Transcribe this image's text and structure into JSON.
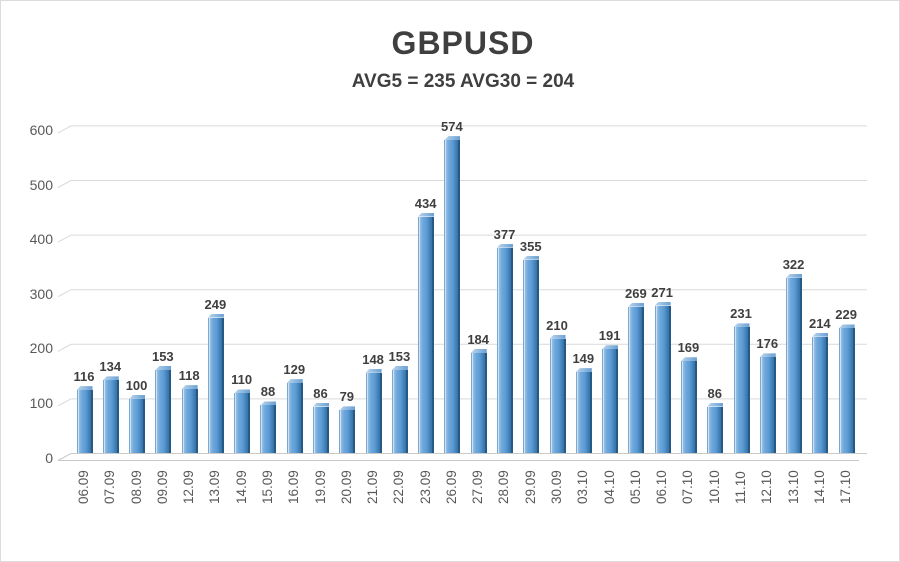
{
  "page": {
    "background": "#ffffff",
    "border_color": "#dcdcdc"
  },
  "chart_data": {
    "type": "bar",
    "style": "3d-column",
    "title": "GBPUSD",
    "subtitle": "AVG5 = 235 AVG30 = 204",
    "avg5": 235,
    "avg30": 204,
    "categories": [
      "06.09",
      "07.09",
      "08.09",
      "09.09",
      "12.09",
      "13.09",
      "14.09",
      "15.09",
      "16.09",
      "19.09",
      "20.09",
      "21.09",
      "22.09",
      "23.09",
      "26.09",
      "27.09",
      "28.09",
      "29.09",
      "30.09",
      "03.10",
      "04.10",
      "05.10",
      "06.10",
      "07.10",
      "10.10",
      "11.10",
      "12.10",
      "13.10",
      "14.10",
      "17.10"
    ],
    "values": [
      116,
      134,
      100,
      153,
      118,
      249,
      110,
      88,
      129,
      86,
      79,
      148,
      153,
      434,
      574,
      184,
      377,
      355,
      210,
      149,
      191,
      269,
      271,
      169,
      86,
      231,
      176,
      322,
      214,
      229
    ],
    "xlabel": "",
    "ylabel": "",
    "ylim": [
      0,
      600
    ],
    "yticks": [
      0,
      100,
      200,
      300,
      400,
      500,
      600
    ],
    "grid": true,
    "legend": "none",
    "data_labels": true,
    "colors": {
      "bar_fill": "#5b9bd5",
      "bar_fill_light": "#a5c9e9",
      "bar_edge_dark": "#255a87",
      "gridline": "#d9d9d9",
      "floor_line": "#c9c9c9",
      "axis_text": "#595959",
      "label_text": "#3f3f3f",
      "title_text": "#3f3f3f"
    }
  }
}
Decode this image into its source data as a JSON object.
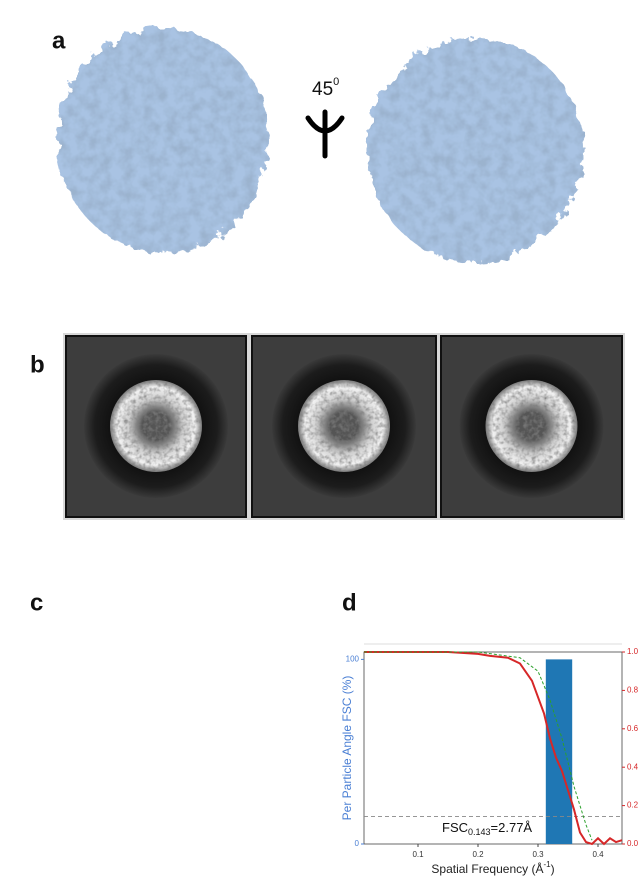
{
  "panels": {
    "a": {
      "label": "a",
      "rotation_angle": "45",
      "rotation_unit": "0"
    },
    "b": {
      "label": "b"
    },
    "c": {
      "label": "c"
    },
    "d": {
      "label": "d"
    }
  },
  "chart_data": {
    "type": "line",
    "ylabel": "Per Particle Angle FSC (%)",
    "xlabel": {
      "text": "Spatial Frequency (Å",
      "sup": "-1",
      "end": ")"
    },
    "xlim": [
      0.01,
      0.44
    ],
    "xticks": [
      0.1,
      0.2,
      0.3,
      0.4
    ],
    "ylim": [
      0,
      104
    ],
    "yticks": [
      0,
      100
    ],
    "y2lim": [
      0,
      1
    ],
    "y2ticks": [
      {
        "value": 0,
        "label": "0.0"
      },
      {
        "value": 0.2,
        "label": "0.2"
      },
      {
        "value": 0.4,
        "label": "0.4"
      },
      {
        "value": 0.6,
        "label": "0.6"
      },
      {
        "value": 0.8,
        "label": "0.8"
      },
      {
        "value": 1,
        "label": "1.0"
      }
    ],
    "bars": {
      "bins": [
        0.313,
        0.357
      ],
      "values": [
        100
      ],
      "color": "#1f77b4"
    },
    "series": [
      {
        "axis": "y2",
        "color": "#d62728",
        "dashed": false,
        "x": [
          0.01,
          0.15,
          0.2,
          0.22,
          0.25,
          0.27,
          0.29,
          0.31,
          0.32,
          0.33,
          0.34,
          0.35,
          0.36,
          0.37,
          0.38,
          0.39,
          0.4,
          0.41,
          0.42,
          0.43,
          0.44
        ],
        "values": [
          1.0,
          1.0,
          0.99,
          0.98,
          0.97,
          0.94,
          0.85,
          0.68,
          0.55,
          0.45,
          0.38,
          0.28,
          0.18,
          0.06,
          0.01,
          0.0,
          0.03,
          0.0,
          0.03,
          0.01,
          0.02
        ]
      },
      {
        "axis": "y2",
        "color": "#2ca02c",
        "dashed": true,
        "x": [
          0.01,
          0.2,
          0.27,
          0.3,
          0.32,
          0.34,
          0.36,
          0.38,
          0.39
        ],
        "values": [
          1.0,
          1.0,
          0.97,
          0.9,
          0.75,
          0.55,
          0.3,
          0.1,
          0.02
        ]
      }
    ],
    "hline": {
      "value": 0.143,
      "axis": "y2"
    },
    "annotation": {
      "text": "FSC",
      "sub": "0.143",
      "suffix": "=2.77Å"
    }
  }
}
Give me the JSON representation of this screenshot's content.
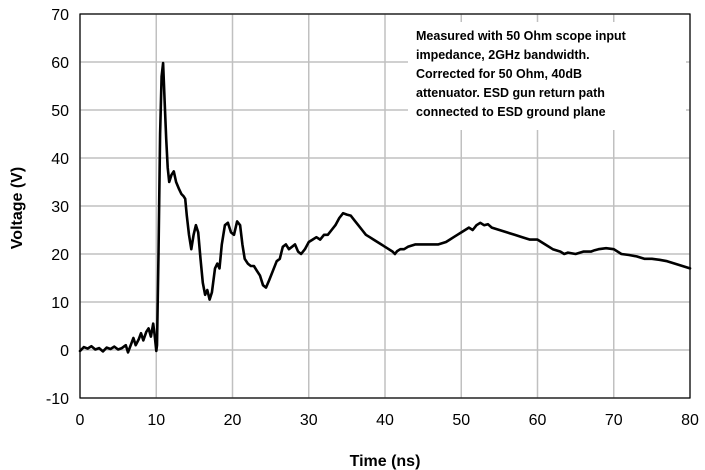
{
  "chart_data": {
    "type": "line",
    "xlabel": "Time (ns)",
    "ylabel": "Voltage (V)",
    "xlim": [
      0,
      80
    ],
    "ylim": [
      -10,
      70
    ],
    "xticks": [
      0,
      10,
      20,
      30,
      40,
      50,
      60,
      70,
      80
    ],
    "yticks": [
      -10,
      0,
      10,
      20,
      30,
      40,
      50,
      60,
      70
    ],
    "grid": true,
    "annotation": [
      "Measured with 50 Ohm scope input",
      "impedance, 2GHz bandwidth.",
      "Corrected for 50 Ohm, 40dB",
      "attenuator. ESD gun return path",
      "connected to ESD ground plane"
    ],
    "series": [
      {
        "color": "#000000",
        "points": [
          [
            0,
            -0.2
          ],
          [
            0.5,
            0.6
          ],
          [
            1,
            0.3
          ],
          [
            1.5,
            0.8
          ],
          [
            2,
            0.1
          ],
          [
            2.5,
            0.4
          ],
          [
            3,
            -0.3
          ],
          [
            3.5,
            0.5
          ],
          [
            4,
            0.2
          ],
          [
            4.5,
            0.7
          ],
          [
            5,
            0.1
          ],
          [
            5.5,
            0.4
          ],
          [
            6,
            1.0
          ],
          [
            6.3,
            -0.5
          ],
          [
            6.7,
            1.2
          ],
          [
            7,
            2.5
          ],
          [
            7.3,
            1.0
          ],
          [
            7.7,
            2.2
          ],
          [
            8,
            3.5
          ],
          [
            8.3,
            2.0
          ],
          [
            8.7,
            3.8
          ],
          [
            9,
            4.5
          ],
          [
            9.3,
            2.8
          ],
          [
            9.6,
            5.5
          ],
          [
            9.8,
            3.0
          ],
          [
            10.0,
            -0.2
          ],
          [
            10.1,
            1.0
          ],
          [
            10.3,
            20.0
          ],
          [
            10.5,
            45.0
          ],
          [
            10.7,
            57.0
          ],
          [
            10.9,
            59.8
          ],
          [
            11.1,
            52.0
          ],
          [
            11.3,
            44.0
          ],
          [
            11.5,
            38.0
          ],
          [
            11.7,
            35.0
          ],
          [
            12.0,
            36.5
          ],
          [
            12.3,
            37.2
          ],
          [
            12.6,
            35.0
          ],
          [
            13.0,
            33.5
          ],
          [
            13.3,
            32.5
          ],
          [
            13.6,
            32.0
          ],
          [
            13.8,
            31.5
          ],
          [
            14.0,
            28.0
          ],
          [
            14.3,
            24.0
          ],
          [
            14.6,
            21.0
          ],
          [
            14.9,
            24.0
          ],
          [
            15.2,
            26.0
          ],
          [
            15.5,
            24.5
          ],
          [
            15.8,
            19.0
          ],
          [
            16.1,
            14.0
          ],
          [
            16.4,
            11.5
          ],
          [
            16.7,
            12.5
          ],
          [
            17.0,
            10.5
          ],
          [
            17.3,
            12.0
          ],
          [
            17.7,
            17.0
          ],
          [
            18.0,
            18.0
          ],
          [
            18.3,
            17.0
          ],
          [
            18.6,
            22.0
          ],
          [
            19.0,
            26.0
          ],
          [
            19.4,
            26.5
          ],
          [
            19.8,
            24.5
          ],
          [
            20.2,
            24.0
          ],
          [
            20.6,
            26.8
          ],
          [
            21.0,
            26.0
          ],
          [
            21.3,
            22.0
          ],
          [
            21.6,
            19.0
          ],
          [
            22.0,
            18.0
          ],
          [
            22.4,
            17.5
          ],
          [
            22.8,
            17.5
          ],
          [
            23.2,
            16.5
          ],
          [
            23.6,
            15.5
          ],
          [
            24.0,
            13.5
          ],
          [
            24.4,
            13.0
          ],
          [
            24.8,
            14.5
          ],
          [
            25.3,
            16.5
          ],
          [
            25.8,
            18.5
          ],
          [
            26.2,
            19.0
          ],
          [
            26.6,
            21.5
          ],
          [
            27.0,
            22.0
          ],
          [
            27.4,
            21.0
          ],
          [
            27.8,
            21.5
          ],
          [
            28.2,
            22.0
          ],
          [
            28.6,
            20.5
          ],
          [
            29.0,
            20.0
          ],
          [
            29.5,
            21.0
          ],
          [
            30.0,
            22.5
          ],
          [
            30.5,
            23.0
          ],
          [
            31.0,
            23.5
          ],
          [
            31.5,
            23.0
          ],
          [
            32.0,
            24.0
          ],
          [
            32.5,
            24.0
          ],
          [
            33.0,
            25.0
          ],
          [
            33.5,
            26.0
          ],
          [
            34.0,
            27.5
          ],
          [
            34.5,
            28.5
          ],
          [
            35.0,
            28.2
          ],
          [
            35.5,
            28.0
          ],
          [
            36.0,
            27.0
          ],
          [
            36.5,
            26.0
          ],
          [
            37.0,
            25.0
          ],
          [
            37.5,
            24.0
          ],
          [
            38.0,
            23.5
          ],
          [
            38.5,
            23.0
          ],
          [
            39.0,
            22.5
          ],
          [
            39.5,
            22.0
          ],
          [
            40.0,
            21.5
          ],
          [
            40.5,
            21.0
          ],
          [
            41.0,
            20.5
          ],
          [
            41.3,
            20.0
          ],
          [
            41.6,
            20.6
          ],
          [
            42.0,
            21.0
          ],
          [
            42.5,
            21.0
          ],
          [
            43.0,
            21.5
          ],
          [
            44.0,
            22.0
          ],
          [
            45.0,
            22.0
          ],
          [
            46.0,
            22.0
          ],
          [
            47.0,
            22.0
          ],
          [
            48.0,
            22.5
          ],
          [
            48.5,
            23.0
          ],
          [
            49.0,
            23.5
          ],
          [
            49.5,
            24.0
          ],
          [
            50.0,
            24.5
          ],
          [
            50.5,
            25.0
          ],
          [
            51.0,
            25.5
          ],
          [
            51.5,
            25.0
          ],
          [
            52.0,
            26.0
          ],
          [
            52.5,
            26.5
          ],
          [
            53.0,
            26.0
          ],
          [
            53.5,
            26.2
          ],
          [
            54.0,
            25.5
          ],
          [
            55.0,
            25.0
          ],
          [
            56.0,
            24.5
          ],
          [
            57.0,
            24.0
          ],
          [
            58.0,
            23.5
          ],
          [
            59.0,
            23.0
          ],
          [
            60.0,
            23.0
          ],
          [
            61.0,
            22.0
          ],
          [
            62.0,
            21.0
          ],
          [
            63.0,
            20.5
          ],
          [
            63.5,
            20.0
          ],
          [
            64.0,
            20.3
          ],
          [
            65.0,
            20.0
          ],
          [
            66.0,
            20.5
          ],
          [
            67.0,
            20.5
          ],
          [
            67.5,
            20.8
          ],
          [
            68.0,
            21.0
          ],
          [
            69.0,
            21.2
          ],
          [
            70.0,
            21.0
          ],
          [
            71.0,
            20.0
          ],
          [
            72.0,
            19.8
          ],
          [
            73.0,
            19.5
          ],
          [
            74.0,
            19.0
          ],
          [
            75.0,
            19.0
          ],
          [
            76.0,
            18.8
          ],
          [
            77.0,
            18.5
          ],
          [
            78.0,
            18.0
          ],
          [
            79.0,
            17.5
          ],
          [
            80.0,
            17.0
          ]
        ]
      }
    ]
  }
}
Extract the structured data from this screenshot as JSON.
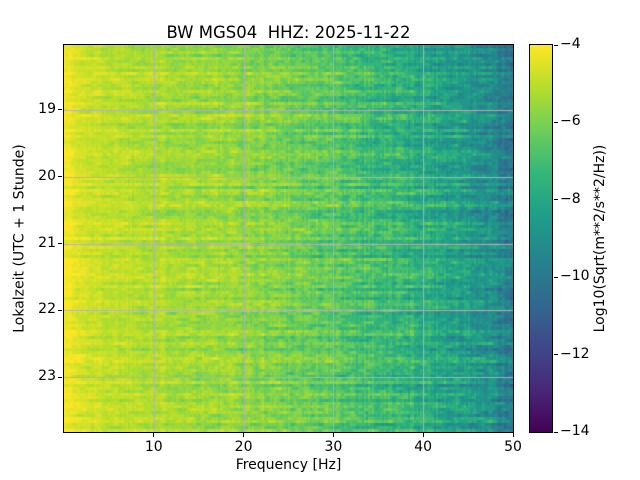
{
  "chart_data": {
    "type": "heatmap",
    "subtype": "seismic-spectrogram",
    "title": "BW MGS04  HHZ: 2025-11-22",
    "xlabel": "Frequency [Hz]",
    "ylabel": "Lokalzeit (UTC + 1 Stunde)",
    "xlim": [
      0,
      50
    ],
    "x_ticks": [
      10,
      20,
      30,
      40,
      50
    ],
    "x_tick_labels": [
      "10",
      "20",
      "30",
      "40",
      "50"
    ],
    "ylim_hours": [
      18.03,
      23.82
    ],
    "y_ticks": [
      19,
      20,
      21,
      22,
      23
    ],
    "y_tick_labels": [
      "19",
      "20",
      "21",
      "22",
      "23"
    ],
    "grid": {
      "visible": true,
      "color": "#b2b2b2",
      "opacity": 0.95
    },
    "colormap": {
      "name": "viridis",
      "stops": [
        {
          "t": 0.0,
          "c": "#440154"
        },
        {
          "t": 0.11,
          "c": "#482878"
        },
        {
          "t": 0.22,
          "c": "#3e4989"
        },
        {
          "t": 0.33,
          "c": "#31688e"
        },
        {
          "t": 0.44,
          "c": "#26828e"
        },
        {
          "t": 0.56,
          "c": "#1f9e89"
        },
        {
          "t": 0.67,
          "c": "#35b779"
        },
        {
          "t": 0.78,
          "c": "#6ece58"
        },
        {
          "t": 0.89,
          "c": "#b5de2b"
        },
        {
          "t": 1.0,
          "c": "#fde725"
        }
      ]
    },
    "colorbar": {
      "label": "Log10(Sqrt(m**2/s**2/Hz))",
      "vmin": -14,
      "vmax": -4,
      "ticks": [
        -4,
        -6,
        -8,
        -10,
        -12,
        -14
      ],
      "tick_labels": [
        "−4",
        "−6",
        "−8",
        "−10",
        "−12",
        "−14"
      ]
    },
    "spectral_profile": {
      "freq_hz": [
        0,
        0.7,
        1.5,
        3,
        6,
        10,
        14,
        18,
        22,
        26,
        30,
        34,
        38,
        42,
        45,
        47,
        48.5,
        50
      ],
      "values": [
        -4.05,
        -4.2,
        -4.5,
        -4.75,
        -4.95,
        -5.15,
        -5.35,
        -5.5,
        -5.75,
        -6.1,
        -6.5,
        -6.95,
        -7.45,
        -7.95,
        -8.45,
        -8.9,
        -9.35,
        -10.0
      ]
    },
    "noise": {
      "seed": 1337,
      "cell": 0.5,
      "row": 0.55,
      "col": 0.22
    }
  }
}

## GIVEN REQUEST
Count each line with "xlabel" in it and report that figure by itself.

## RESULT BELOW
4